▼▼▼

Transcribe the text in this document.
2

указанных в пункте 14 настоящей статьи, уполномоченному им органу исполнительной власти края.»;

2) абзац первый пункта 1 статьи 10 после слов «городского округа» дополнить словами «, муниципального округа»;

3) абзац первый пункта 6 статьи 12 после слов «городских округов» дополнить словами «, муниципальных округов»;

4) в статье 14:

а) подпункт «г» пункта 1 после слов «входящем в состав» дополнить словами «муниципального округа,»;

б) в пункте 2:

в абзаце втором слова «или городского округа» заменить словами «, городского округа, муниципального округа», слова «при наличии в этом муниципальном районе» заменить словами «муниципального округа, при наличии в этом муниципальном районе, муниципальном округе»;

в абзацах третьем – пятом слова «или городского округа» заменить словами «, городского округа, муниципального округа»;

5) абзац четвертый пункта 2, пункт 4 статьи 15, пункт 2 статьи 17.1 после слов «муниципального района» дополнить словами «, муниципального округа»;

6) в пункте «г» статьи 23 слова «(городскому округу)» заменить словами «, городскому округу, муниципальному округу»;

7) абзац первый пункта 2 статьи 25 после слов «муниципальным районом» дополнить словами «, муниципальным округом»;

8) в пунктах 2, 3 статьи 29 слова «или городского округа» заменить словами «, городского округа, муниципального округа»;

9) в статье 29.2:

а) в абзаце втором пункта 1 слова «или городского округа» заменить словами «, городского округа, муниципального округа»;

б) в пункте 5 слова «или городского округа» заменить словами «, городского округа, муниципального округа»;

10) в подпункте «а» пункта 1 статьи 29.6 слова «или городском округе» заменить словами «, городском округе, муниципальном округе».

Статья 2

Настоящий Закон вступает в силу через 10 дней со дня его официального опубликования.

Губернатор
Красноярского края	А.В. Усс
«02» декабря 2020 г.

▲▲▲

**TASK OBJECTIVE**
Faithfully copy every entry, leaving nothing out.

**COMPLETE RESPONSE**
Transcribe the text in this document.
2

указанных в пункте 14 настоящей статьи, уполномоченному им органу исполнительной власти края.»;

2) абзац первый пункта 1 статьи 10 после слов «городского округа» дополнить словами «, муниципального округа»;

3) абзац первый пункта 6 статьи 12 после слов «городских округов» дополнить словами «, муниципальных округов»;

4) в статье 14:

а) подпункт «г» пункта 1 после слов «входящем в состав» дополнить словами «муниципального округа,»;

б) в пункте 2:

в абзаце втором слова «или городского округа» заменить словами «, городского округа, муниципального округа», слова «при наличии в этом муниципальном районе» заменить словами «муниципального округа, при наличии в этом муниципальном районе, муниципальном округе»;

в абзацах третьем – пятом слова «или городского округа» заменить словами «, городского округа, муниципального округа»;

5) абзац четвертый пункта 2, пункт 4 статьи 15, пункт 2 статьи 17.1 после слов «муниципального района» дополнить словами «, муниципального округа»;

6) в пункте «г» статьи 23 слова «(городскому округу)» заменить словами «, городскому округу, муниципальному округу»;

7) абзац первый пункта 2 статьи 25 после слов «муниципальным районом» дополнить словами «, муниципальным округом»;

8) в пунктах 2, 3 статьи 29 слова «или городского округа» заменить словами «, городского округа, муниципального округа»;

9) в статье 29.2:

а) в абзаце втором пункта 1 слова «или городского округа» заменить словами «, городского округа, муниципального округа»;

б) в пункте 5 слова «или городского округа» заменить словами «, городского округа, муниципального округа»;

10) в подпункте «а» пункта 1 статьи 29.6 слова «или городском округе» заменить словами «, городском округе, муниципальном округе».

Статья 2

Настоящий Закон вступает в силу через 10 дней со дня его официального опубликования.

Губернатор
Красноярского края	А.В. Усс
«02» декабря 2020 г.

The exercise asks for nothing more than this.